● **Extracted material**

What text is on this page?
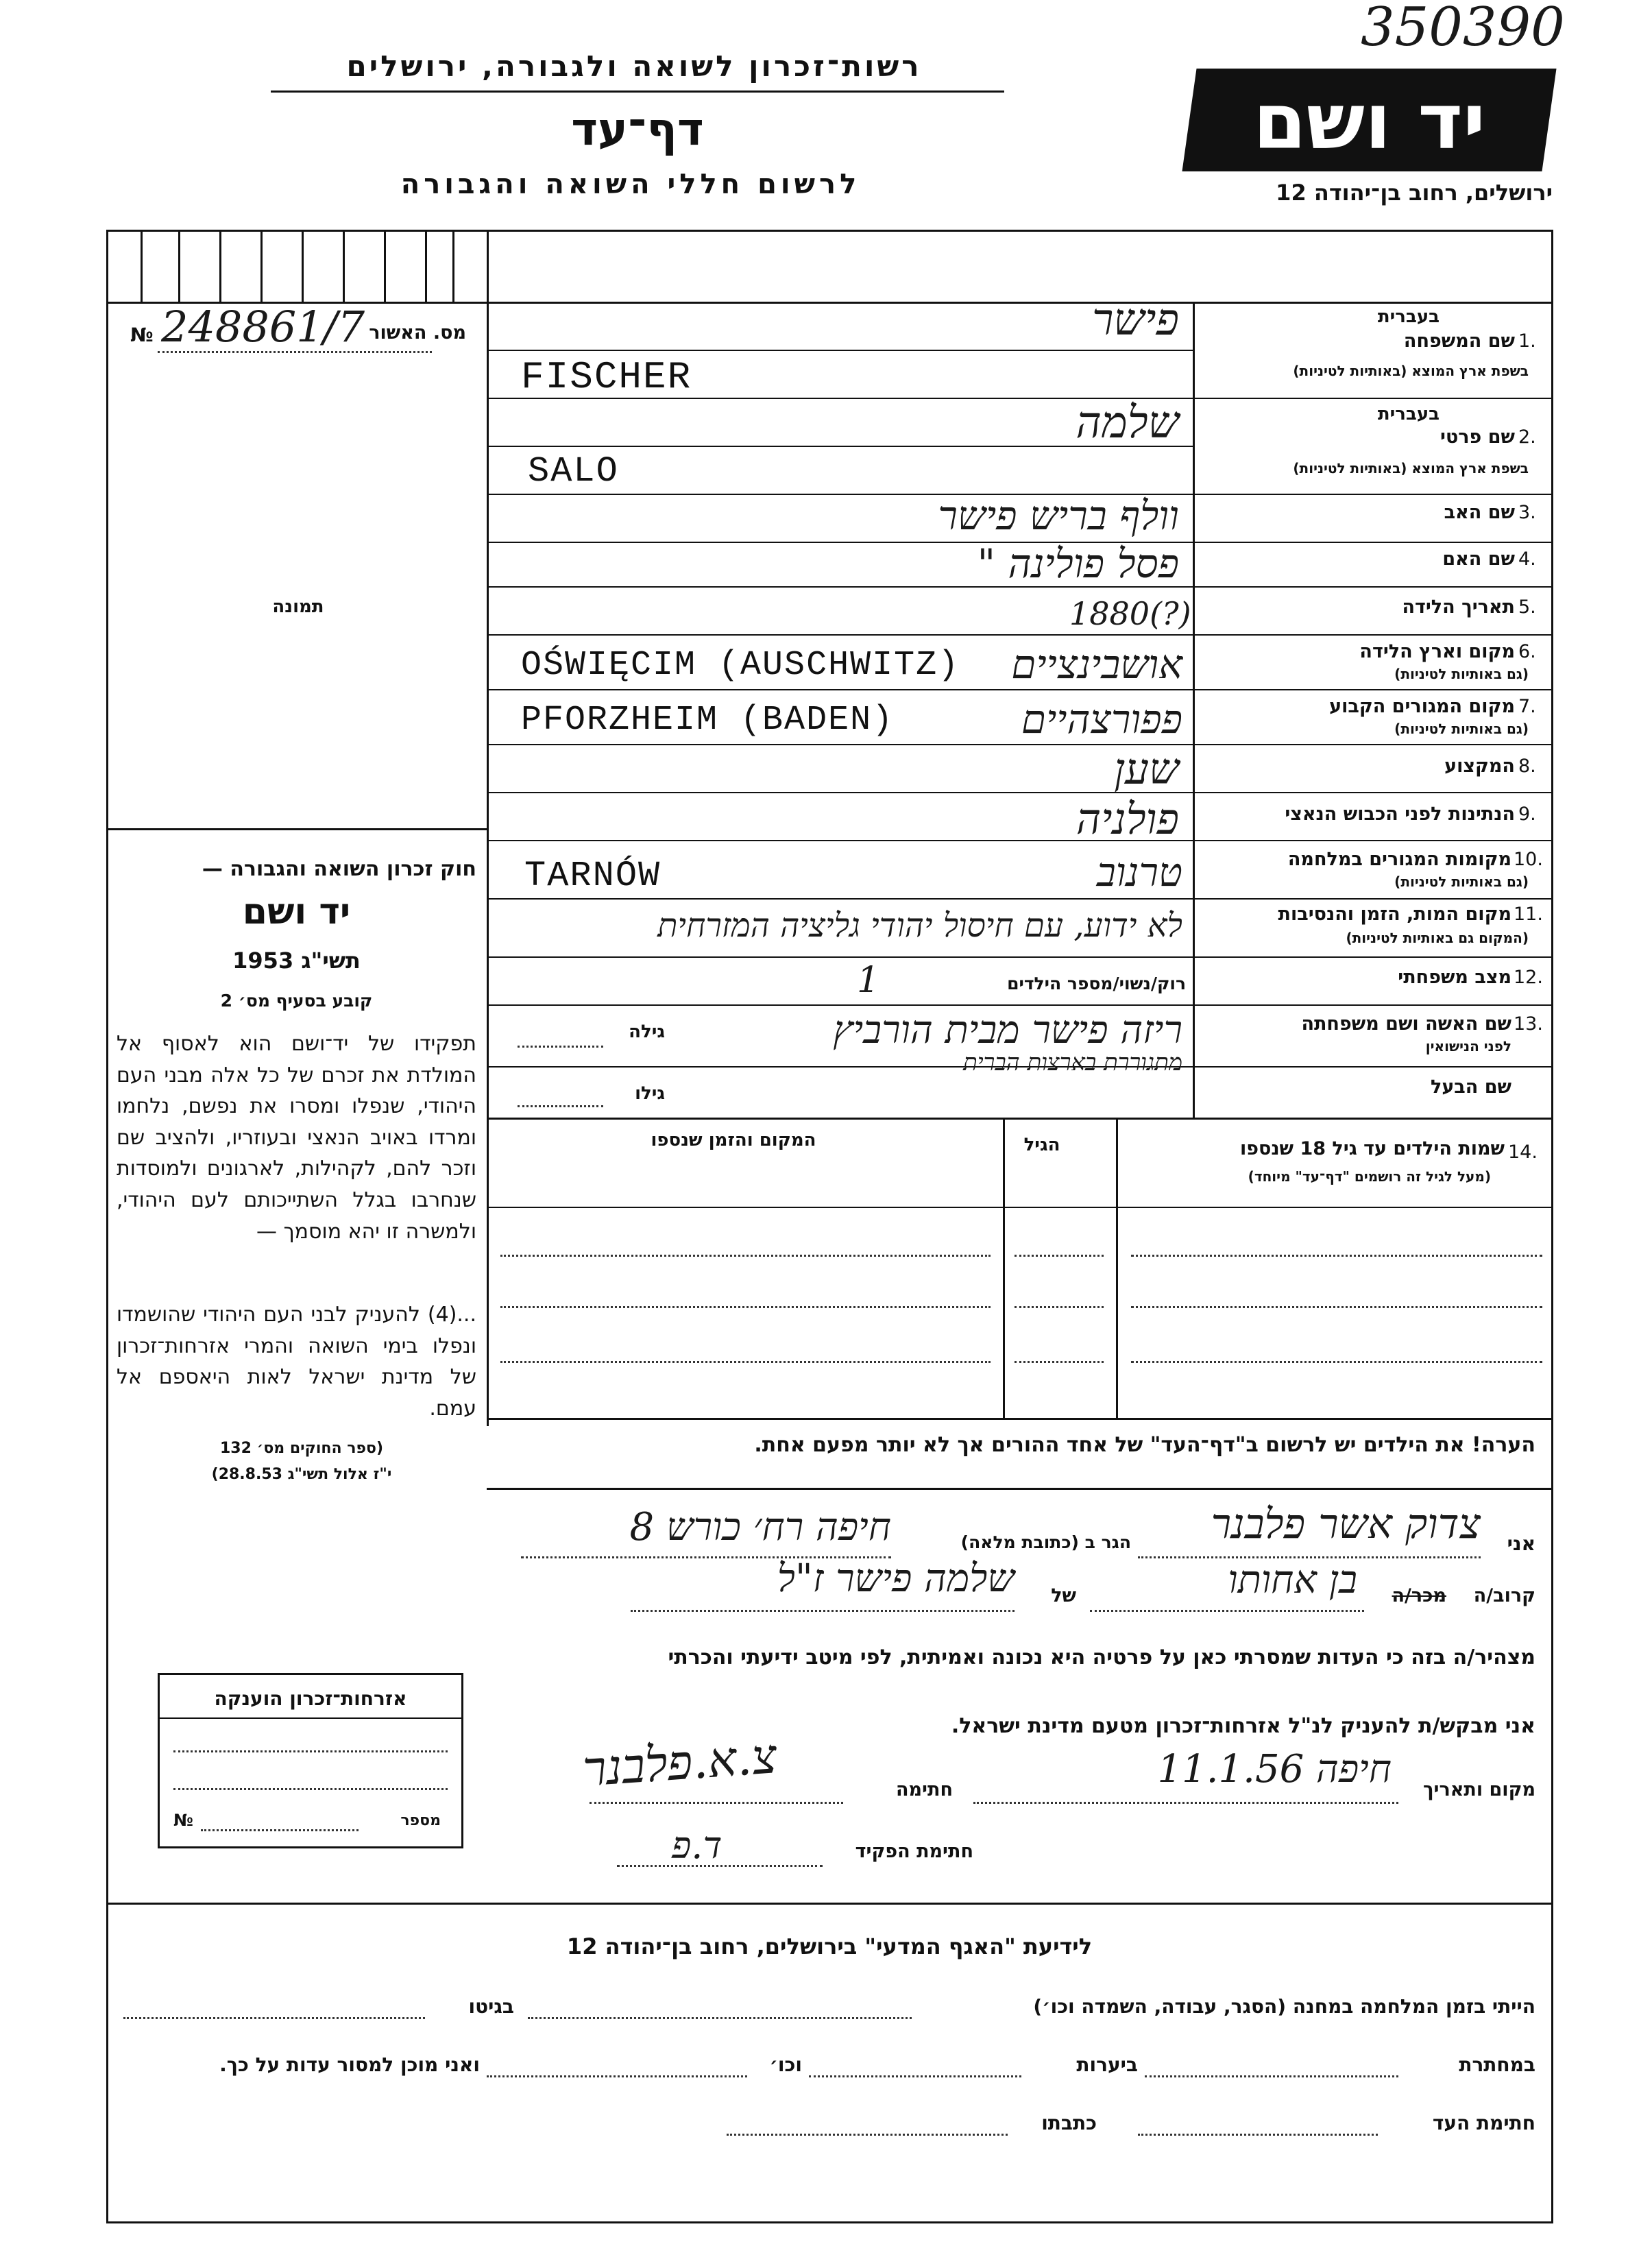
350390
רשות־זכרון לשואה ולגבורה, ירושלים
דף־עד
לרשום חללי השואה והגבורה
יד ושם
ירושלים, רחוב בן־יהודה 12
מס. האשור
№ 248861/7
תמונה
חוק זכרון השואה והגבורה —
יד ושם
תשי"ג 1953
קובע בסעיף מס׳ 2
תפקידו של יד־ושם הוא לאסוף אל המולדת את זכרם של כל אלה מבני העם היהודי, שנפלו ומסרו את נפשם, נלחמו ומרדו באויב הנאצי ובעוזריו, ולהציב שם וזכר להם, לקהילות, לארגונים ולמוסדות שנחרבו בגלל השתייכותם לעם היהודי, ולמשרה זו יהא מוסמך —
...(4) להעניק לבני העם היהודי שהושמדו ונפלו בימי השואה והמרי אזרחות־זכרון של מדינת ישראל לאות היאספם אל עמם.
(ספר החוקים מס׳ 132
י"ז אלול תשי"ג 28.8.53)
1.
שם המשפחה
בעברית
בשפת ארץ המוצא (באותיות לטיניות)
פישר
FISCHER
2.
שם פרטי
בעברית
בשפת ארץ המוצא (באותיות לטיניות)
שלמה
SALO
3.
שם האב
וולף בריש פישר
4.
שם האם
פסל פולינה "
5.
תאריך הלידה
1880(?)
6.
מקום וארץ הלידה
(גם באותיות לטיניות)
OŚWIĘCIM (AUSCHWITZ)	אושבינציים
7.
מקום המגורים הקבוע
(גם באותיות לטיניות)
PFORZHEIM (BADEN)	פפורצהיים
8.
המקצוע
שען
9.
הנתינות לפני הכבוש הנאצי
פולניה
10.
מקומות המגורים במלחמה
(גם באותיות לטיניות)
TARNÓW	טרנוב
11.
מקום המות, הזמן והנסיבות
(המקום גם באותיות לטיניות)
לא ידוע, עם חיסול יהודי גליציה המזרחית
12.
מצב משפחתי
רוק/נשוי/מספר הילדים
1
13.
שם האשה ושם משפחתה
לפני הנישואין
גילה	ריזה פישר מבית הורביץ
מתגוררת בארצות הברית
שם הבעל
גילו
14.
שמות הילדים עד גיל 18 שנספו
(מעל לגיל זה רושמים "דף־עד" מיוחד)
הגיל
המקום והזמן שנספו
הערה! את הילדים יש לרשום ב"דף־העד" של אחד ההורים אך לא יותר מפעם אחת.
אני
צדוק אשר פלבנר
הגר ב (כתובת מלאה)
חיפה רח׳ כורש 8
קרוב/ה
מכר/ה
בן אחותו
של
שלמה פישר ז"ל
מצהיר/ה בזה כי העדות שמסרתי כאן על פרטיה היא נכונה ואמיתית, לפי מיטב ידיעתי והכרתי
אני מבקש/ת להעניק לנ"ל אזרחות־זכרון מטעם מדינת ישראל.
מקום ותאריך
חיפה 11.1.56
חתימה
צ.א.פלבנר
חתימת הפקיד
ד.פ
אזרחות־זכרון הוענקה
מספר
№
לידיעת "האגף המדעי" בירושלים, רחוב בן־יהודה 12
הייתי בזמן המלחמה במחנה (הסגר, עבודה, השמדה וכו׳)
בגיטו
במחתרת
ביערות
וכו׳
ואני מוכן למסור עדות על כך.
חתימת העד
כתבתו
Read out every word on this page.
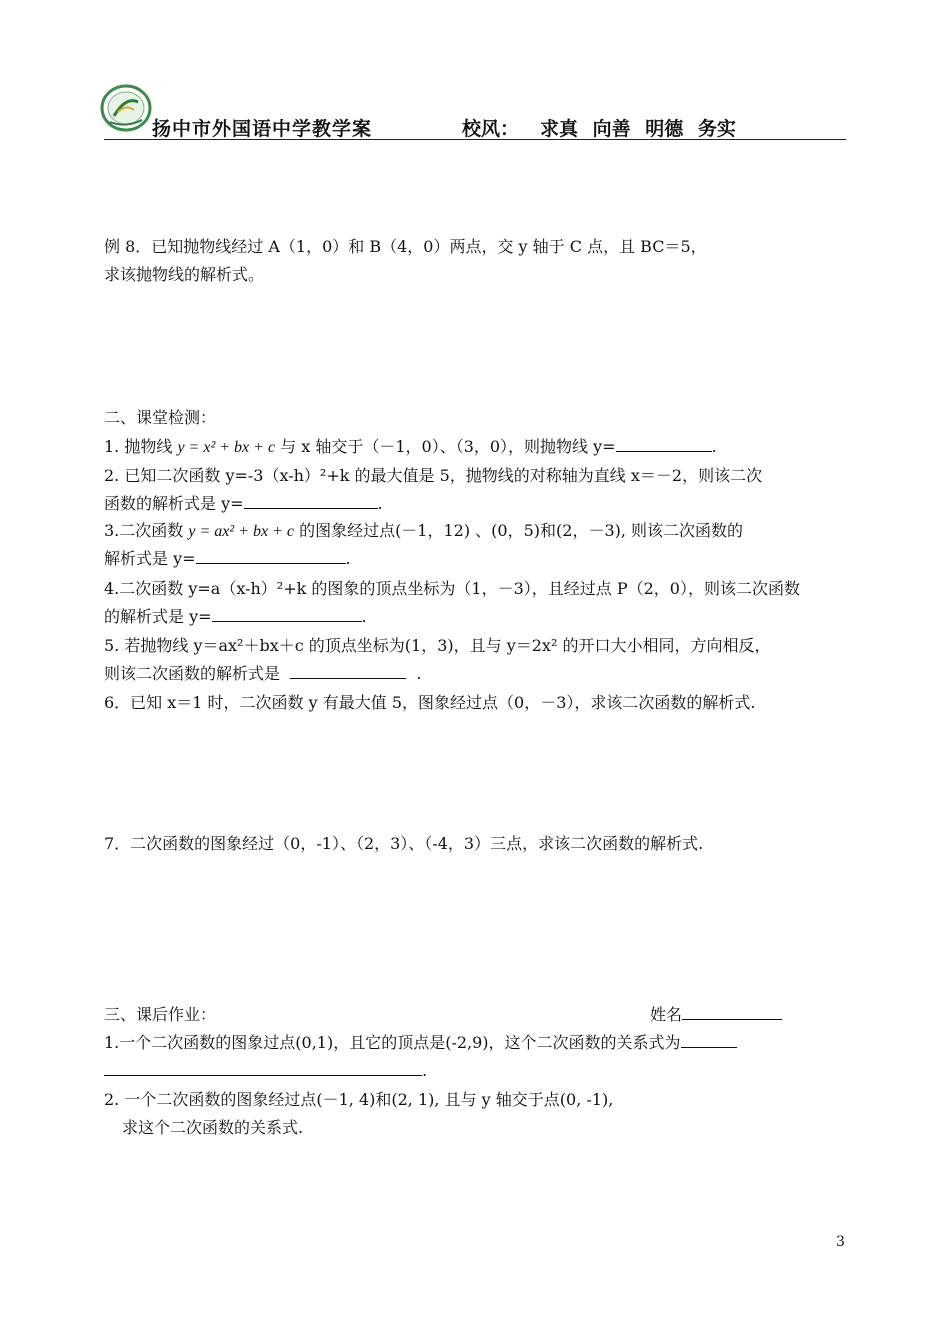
扬中市外国语中学教学案	校风： 求真 向善 明德 务实
例 8．已知抛物线经过 A（1，0）和 B（4，0）两点，交 y 轴于 C 点，且 BC＝5，
求该抛物线的解析式。
二、课堂检测：
1. 抛物线 y = x² + bx + c 与 x 轴交于（－1，0）、（3，0），则抛物线 y=	.
2. 已知二次函数 y=-3（x-h）²+k 的最大值是 5，抛物线的对称轴为直线 x＝－2，则该二次
函数的解析式是 y=	.
3.二次函数 y = ax² + bx + c 的图象经过点(－1，12) 、(0，5)和(2，－3), 则该二次函数的
解析式是 y=	.
4.二次函数 y=a（x-h）²+k 的图象的顶点坐标为（1，－3），且经过点 P（2，0），则该二次函数
的解析式是 y=	.
5. 若抛物线 y＝ax²＋bx＋c 的顶点坐标为(1，3)，且与 y＝2x² 的开口大小相同，方向相反，
则该二次函数的解析式是	.
6．已知 x＝1 时，二次函数 y 有最大值 5，图象经过点（0，－3），求该二次函数的解析式.
7．二次函数的图象经过（0，-1）、（2，3）、（-4，3）三点，求该二次函数的解析式.
三、课后作业：	姓名
1.一个二次函数的图象过点(0,1)，且它的顶点是(-2,9)，这个二次函数的关系式为
.
2. 一个二次函数的图象经过点(－1, 4)和(2, 1), 且与 y 轴交于点(0, -1),
求这个二次函数的关系式.
3
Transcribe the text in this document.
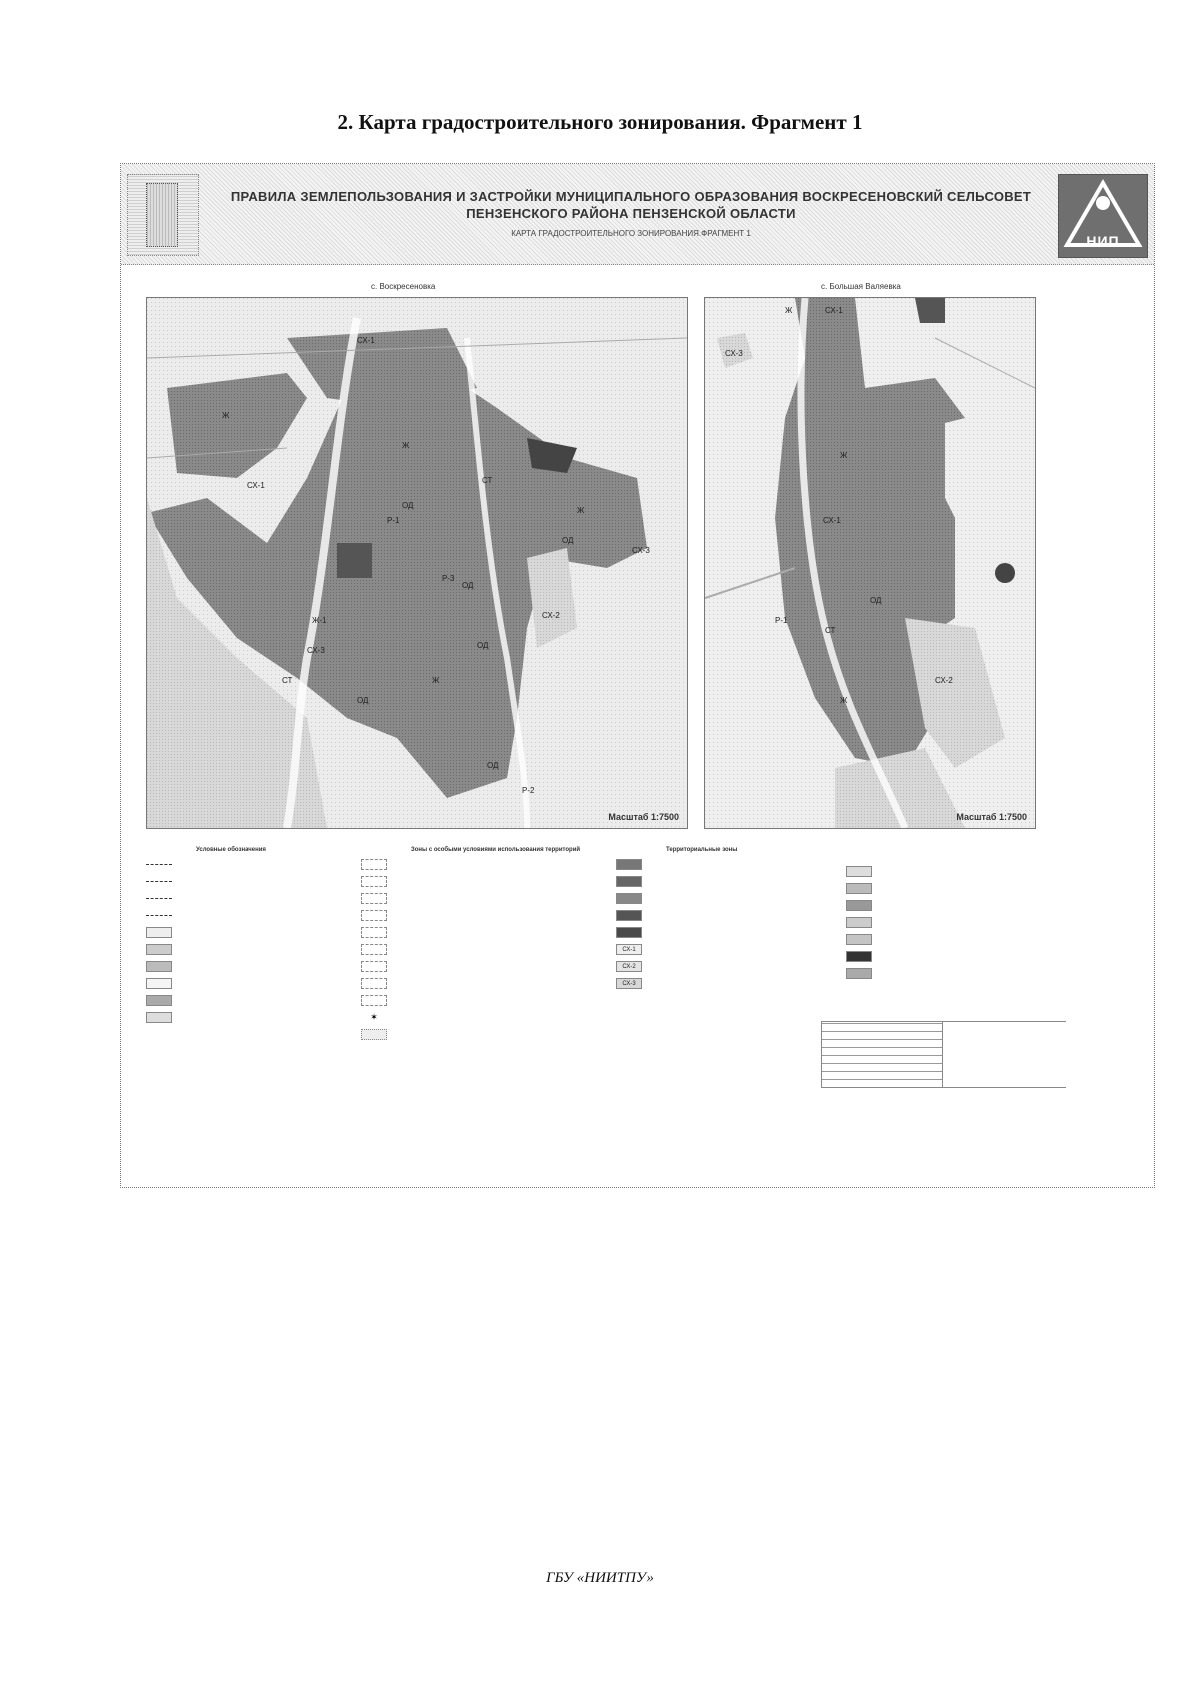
2. Карта градостроительного зонирования. Фрагмент 1
ПРАВИЛА ЗЕМЛЕПОЛЬЗОВАНИЯ И ЗАСТРОЙКИ МУНИЦИПАЛЬНОГО ОБРАЗОВАНИЯ ВОСКРЕСЕНОВСКИЙ СЕЛЬСОВЕТ
ПЕНЗЕНСКОГО РАЙОНА ПЕНЗЕНСКОЙ ОБЛАСТИ
КАРТА ГРАДОСТРОИТЕЛЬНОГО ЗОНИРОВАНИЯ.ФРАГМЕНТ 1	НИП
с. Воскресеновка	с. Большая Валяевка
СХ-1
Ж
СХ-1
Ж
ОД
Р-1
СТ
Ж
ОД
СХ-3
Р-3
ОД
СХ-2
ОД
Ж
ОД
СТ
ОД
Р-2
СХ-3
Ж-1
Масштаб 1:7500
Ж	СХ-1
СХ-3
Ж
СХ-1
ОД
СТ
Р-1
СХ-2
Ж
Масштаб 1:7500
Условные обозначения	Зоны с особыми условиями использования территорий
✶
Территориальные зоны
СХ-1
СХ-2
СХ-3
ГБУ «НИИТПУ»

● **Exercise**
All lines of the data above that include the word "זכרון" must be shown.

● **Response for this exercise**
רשות־זכרון לשואה ולגבורה, ירושלים
חוק זכרון השואה והגבורה —
...(4) להעניק לבני העם היהודי שהושמדו ונפלו בימי השואה והמרי אזרחות־זכרון של מדינת ישראל לאות היאספם אל עמם.
אני מבקש/ת להעניק לנ"ל אזרחות־זכרון מטעם מדינת ישראל.
אזרחות־זכרון הוענקה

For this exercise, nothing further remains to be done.